### Instruction
Search the material below for the string "Pasqua" and extract each line that has it.

### Data records

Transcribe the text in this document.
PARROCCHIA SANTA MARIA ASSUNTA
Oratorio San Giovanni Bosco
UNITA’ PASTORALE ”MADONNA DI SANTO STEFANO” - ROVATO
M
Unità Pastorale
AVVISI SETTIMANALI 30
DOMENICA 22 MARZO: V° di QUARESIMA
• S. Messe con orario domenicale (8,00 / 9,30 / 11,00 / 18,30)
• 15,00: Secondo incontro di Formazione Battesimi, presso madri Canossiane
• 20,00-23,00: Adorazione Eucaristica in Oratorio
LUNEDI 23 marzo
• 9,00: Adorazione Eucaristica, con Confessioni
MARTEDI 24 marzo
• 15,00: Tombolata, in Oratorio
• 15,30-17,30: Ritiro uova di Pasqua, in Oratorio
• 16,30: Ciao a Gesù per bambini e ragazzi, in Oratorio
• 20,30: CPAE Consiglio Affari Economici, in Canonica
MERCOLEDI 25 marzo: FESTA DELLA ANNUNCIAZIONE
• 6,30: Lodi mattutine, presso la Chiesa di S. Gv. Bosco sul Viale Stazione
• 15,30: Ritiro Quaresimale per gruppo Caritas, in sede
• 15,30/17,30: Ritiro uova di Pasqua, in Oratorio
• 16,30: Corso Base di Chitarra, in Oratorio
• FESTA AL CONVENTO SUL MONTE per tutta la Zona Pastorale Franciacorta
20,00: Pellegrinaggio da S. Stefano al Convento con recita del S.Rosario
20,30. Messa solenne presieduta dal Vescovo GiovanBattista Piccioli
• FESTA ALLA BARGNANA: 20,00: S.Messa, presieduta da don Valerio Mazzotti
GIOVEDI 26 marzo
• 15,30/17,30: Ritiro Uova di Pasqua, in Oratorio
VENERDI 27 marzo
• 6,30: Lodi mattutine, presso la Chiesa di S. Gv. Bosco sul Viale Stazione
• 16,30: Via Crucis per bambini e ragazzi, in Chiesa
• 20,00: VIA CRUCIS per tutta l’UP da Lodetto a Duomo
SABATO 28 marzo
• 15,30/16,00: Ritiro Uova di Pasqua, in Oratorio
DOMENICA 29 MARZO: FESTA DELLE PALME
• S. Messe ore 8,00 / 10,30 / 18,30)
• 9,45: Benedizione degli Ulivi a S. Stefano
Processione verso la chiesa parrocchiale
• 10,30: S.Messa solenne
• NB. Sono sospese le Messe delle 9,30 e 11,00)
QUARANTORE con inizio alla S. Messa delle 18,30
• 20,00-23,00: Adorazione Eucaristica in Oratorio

### Expected answer
• 15,30-17,30: Ritiro uova di Pasqua, in Oratorio
• 15,30/17,30: Ritiro uova di Pasqua, in Oratorio
• 15,30/17,30: Ritiro Uova di Pasqua, in Oratorio
• 15,30/16,00: Ritiro Uova di Pasqua, in Oratorio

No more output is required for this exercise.